SUPPLIED ENTRIES:

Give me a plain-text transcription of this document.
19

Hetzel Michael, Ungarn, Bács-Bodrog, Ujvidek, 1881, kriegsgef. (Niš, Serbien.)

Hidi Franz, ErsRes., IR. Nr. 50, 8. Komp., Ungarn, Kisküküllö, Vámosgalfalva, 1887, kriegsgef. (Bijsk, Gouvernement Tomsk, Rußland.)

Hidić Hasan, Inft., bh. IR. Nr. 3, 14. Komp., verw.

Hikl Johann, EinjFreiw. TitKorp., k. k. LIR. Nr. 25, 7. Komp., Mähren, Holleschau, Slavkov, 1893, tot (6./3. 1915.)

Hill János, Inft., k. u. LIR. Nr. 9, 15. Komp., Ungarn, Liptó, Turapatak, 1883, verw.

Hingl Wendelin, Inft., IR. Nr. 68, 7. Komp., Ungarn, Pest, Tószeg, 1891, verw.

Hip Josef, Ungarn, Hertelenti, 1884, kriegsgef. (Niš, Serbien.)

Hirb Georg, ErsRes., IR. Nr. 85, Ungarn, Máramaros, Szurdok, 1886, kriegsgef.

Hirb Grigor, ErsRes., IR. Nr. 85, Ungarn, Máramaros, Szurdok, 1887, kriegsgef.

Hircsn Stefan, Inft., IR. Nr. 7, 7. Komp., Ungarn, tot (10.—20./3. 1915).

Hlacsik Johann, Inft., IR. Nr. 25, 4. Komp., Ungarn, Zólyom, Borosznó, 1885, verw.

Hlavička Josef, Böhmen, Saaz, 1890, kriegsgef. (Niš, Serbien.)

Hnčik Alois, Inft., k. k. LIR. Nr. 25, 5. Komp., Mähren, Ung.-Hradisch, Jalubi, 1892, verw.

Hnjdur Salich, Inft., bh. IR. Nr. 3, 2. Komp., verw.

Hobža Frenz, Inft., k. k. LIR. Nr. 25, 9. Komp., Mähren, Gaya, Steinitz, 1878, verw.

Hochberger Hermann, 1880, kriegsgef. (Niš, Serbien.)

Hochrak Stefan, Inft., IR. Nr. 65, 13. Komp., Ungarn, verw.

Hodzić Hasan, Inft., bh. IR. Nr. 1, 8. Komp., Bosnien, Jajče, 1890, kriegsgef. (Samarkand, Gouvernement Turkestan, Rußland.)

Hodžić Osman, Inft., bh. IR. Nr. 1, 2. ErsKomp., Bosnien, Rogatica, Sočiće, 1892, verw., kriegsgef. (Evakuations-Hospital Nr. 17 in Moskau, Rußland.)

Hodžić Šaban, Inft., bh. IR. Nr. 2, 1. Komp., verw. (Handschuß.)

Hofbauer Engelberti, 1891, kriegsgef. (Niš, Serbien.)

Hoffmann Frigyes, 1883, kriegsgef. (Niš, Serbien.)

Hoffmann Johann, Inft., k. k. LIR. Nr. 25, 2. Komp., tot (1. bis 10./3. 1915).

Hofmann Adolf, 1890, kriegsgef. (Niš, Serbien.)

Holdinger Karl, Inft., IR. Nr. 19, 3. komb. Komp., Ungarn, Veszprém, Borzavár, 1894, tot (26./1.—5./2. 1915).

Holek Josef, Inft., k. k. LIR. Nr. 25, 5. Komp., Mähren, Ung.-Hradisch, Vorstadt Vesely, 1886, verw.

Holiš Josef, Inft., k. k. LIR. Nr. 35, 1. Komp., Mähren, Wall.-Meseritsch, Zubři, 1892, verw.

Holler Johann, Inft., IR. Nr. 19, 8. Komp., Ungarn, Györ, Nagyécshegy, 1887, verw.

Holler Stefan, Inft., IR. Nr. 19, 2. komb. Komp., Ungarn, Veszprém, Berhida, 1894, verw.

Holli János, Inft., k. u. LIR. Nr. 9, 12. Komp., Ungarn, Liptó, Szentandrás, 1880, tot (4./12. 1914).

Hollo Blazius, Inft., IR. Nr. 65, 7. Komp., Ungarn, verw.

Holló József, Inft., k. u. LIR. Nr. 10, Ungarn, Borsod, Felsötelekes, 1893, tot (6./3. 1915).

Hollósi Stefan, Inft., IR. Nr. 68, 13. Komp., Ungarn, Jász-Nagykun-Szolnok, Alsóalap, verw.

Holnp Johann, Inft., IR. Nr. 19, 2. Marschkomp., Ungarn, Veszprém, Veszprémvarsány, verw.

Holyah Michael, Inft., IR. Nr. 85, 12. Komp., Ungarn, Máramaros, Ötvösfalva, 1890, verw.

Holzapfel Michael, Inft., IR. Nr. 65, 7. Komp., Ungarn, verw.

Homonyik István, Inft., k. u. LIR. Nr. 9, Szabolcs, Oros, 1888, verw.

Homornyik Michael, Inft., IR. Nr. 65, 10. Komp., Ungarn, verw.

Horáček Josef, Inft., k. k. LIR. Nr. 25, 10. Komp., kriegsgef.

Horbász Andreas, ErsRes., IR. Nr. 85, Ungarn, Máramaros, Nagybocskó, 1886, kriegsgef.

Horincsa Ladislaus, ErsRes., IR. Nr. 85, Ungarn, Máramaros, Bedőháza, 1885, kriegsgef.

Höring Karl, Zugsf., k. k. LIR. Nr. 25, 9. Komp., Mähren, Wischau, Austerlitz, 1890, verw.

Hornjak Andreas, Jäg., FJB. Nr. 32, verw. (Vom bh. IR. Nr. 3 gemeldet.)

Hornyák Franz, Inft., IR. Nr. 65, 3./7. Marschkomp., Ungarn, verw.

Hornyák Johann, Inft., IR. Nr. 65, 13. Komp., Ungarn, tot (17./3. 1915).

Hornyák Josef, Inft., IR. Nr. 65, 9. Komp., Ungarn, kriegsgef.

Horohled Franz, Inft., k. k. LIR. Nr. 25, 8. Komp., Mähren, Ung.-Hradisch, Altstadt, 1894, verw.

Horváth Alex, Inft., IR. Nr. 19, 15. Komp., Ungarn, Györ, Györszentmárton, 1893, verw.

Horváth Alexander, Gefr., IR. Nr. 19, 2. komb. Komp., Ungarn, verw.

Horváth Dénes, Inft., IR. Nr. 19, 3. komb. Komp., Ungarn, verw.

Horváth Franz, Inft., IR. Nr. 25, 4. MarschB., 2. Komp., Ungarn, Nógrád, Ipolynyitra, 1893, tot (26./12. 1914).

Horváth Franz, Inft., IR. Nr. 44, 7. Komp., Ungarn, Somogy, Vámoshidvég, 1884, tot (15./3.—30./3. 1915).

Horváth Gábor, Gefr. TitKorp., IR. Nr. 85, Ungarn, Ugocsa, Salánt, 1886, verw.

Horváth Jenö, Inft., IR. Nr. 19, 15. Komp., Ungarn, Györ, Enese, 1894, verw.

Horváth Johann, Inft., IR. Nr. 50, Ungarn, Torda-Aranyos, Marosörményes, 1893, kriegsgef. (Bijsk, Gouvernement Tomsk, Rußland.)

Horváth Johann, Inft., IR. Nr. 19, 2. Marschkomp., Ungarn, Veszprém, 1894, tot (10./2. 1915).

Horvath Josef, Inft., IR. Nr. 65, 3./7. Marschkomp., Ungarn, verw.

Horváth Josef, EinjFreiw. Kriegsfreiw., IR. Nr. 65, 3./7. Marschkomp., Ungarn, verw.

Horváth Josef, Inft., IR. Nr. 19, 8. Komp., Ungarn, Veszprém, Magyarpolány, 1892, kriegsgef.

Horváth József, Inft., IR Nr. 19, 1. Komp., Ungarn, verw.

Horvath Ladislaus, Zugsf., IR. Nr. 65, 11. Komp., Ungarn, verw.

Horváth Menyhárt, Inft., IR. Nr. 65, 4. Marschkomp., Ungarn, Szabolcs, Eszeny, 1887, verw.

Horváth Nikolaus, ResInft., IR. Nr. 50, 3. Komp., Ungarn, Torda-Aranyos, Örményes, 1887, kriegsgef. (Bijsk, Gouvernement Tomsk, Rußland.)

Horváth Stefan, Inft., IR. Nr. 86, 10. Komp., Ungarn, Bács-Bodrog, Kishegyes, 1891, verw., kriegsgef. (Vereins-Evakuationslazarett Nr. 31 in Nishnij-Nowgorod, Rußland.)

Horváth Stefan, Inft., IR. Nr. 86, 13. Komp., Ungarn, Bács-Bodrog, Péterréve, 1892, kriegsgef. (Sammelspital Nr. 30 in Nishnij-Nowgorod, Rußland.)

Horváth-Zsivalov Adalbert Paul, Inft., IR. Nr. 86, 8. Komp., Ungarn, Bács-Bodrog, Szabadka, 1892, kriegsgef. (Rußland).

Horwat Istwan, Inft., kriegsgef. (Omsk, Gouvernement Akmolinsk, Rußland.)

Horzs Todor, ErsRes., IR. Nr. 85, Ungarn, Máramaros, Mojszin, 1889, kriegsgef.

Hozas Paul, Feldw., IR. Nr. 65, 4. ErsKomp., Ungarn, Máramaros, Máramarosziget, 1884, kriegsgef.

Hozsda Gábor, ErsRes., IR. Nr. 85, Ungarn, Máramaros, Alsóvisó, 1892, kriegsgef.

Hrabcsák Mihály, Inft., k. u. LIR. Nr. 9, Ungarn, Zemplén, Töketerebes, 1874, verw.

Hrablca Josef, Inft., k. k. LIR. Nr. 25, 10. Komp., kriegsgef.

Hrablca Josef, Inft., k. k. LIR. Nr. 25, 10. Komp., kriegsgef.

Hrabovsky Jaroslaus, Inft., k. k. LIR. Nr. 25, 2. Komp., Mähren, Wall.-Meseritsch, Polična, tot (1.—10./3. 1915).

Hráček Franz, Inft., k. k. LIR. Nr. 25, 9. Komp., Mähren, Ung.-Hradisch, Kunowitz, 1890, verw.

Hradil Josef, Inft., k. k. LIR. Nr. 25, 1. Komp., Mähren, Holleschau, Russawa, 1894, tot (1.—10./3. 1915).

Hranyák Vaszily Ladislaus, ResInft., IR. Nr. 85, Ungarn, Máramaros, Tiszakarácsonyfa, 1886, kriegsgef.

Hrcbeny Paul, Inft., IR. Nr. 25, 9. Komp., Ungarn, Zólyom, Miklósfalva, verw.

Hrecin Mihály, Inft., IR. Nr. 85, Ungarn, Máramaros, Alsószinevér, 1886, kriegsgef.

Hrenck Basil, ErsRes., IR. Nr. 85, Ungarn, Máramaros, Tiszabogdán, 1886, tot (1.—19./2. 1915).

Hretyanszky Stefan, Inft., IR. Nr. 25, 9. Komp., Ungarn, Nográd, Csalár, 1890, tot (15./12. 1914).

DESCRIPTION OF THE TASK: Copy out every line of the data that includes the word "ResInft".

EXERCISE RESPONSE:
Horváth Nikolaus, ResInft., IR. Nr. 50, 3. Komp., Ungarn, Torda-Aranyos, Örményes, 1887, kriegsgef. (Bijsk, Gouvernement Tomsk, Rußland.)
Hranyák Vaszily Ladislaus, ResInft., IR. Nr. 85, Ungarn, Máramaros, Tiszakarácsonyfa, 1886, kriegsgef.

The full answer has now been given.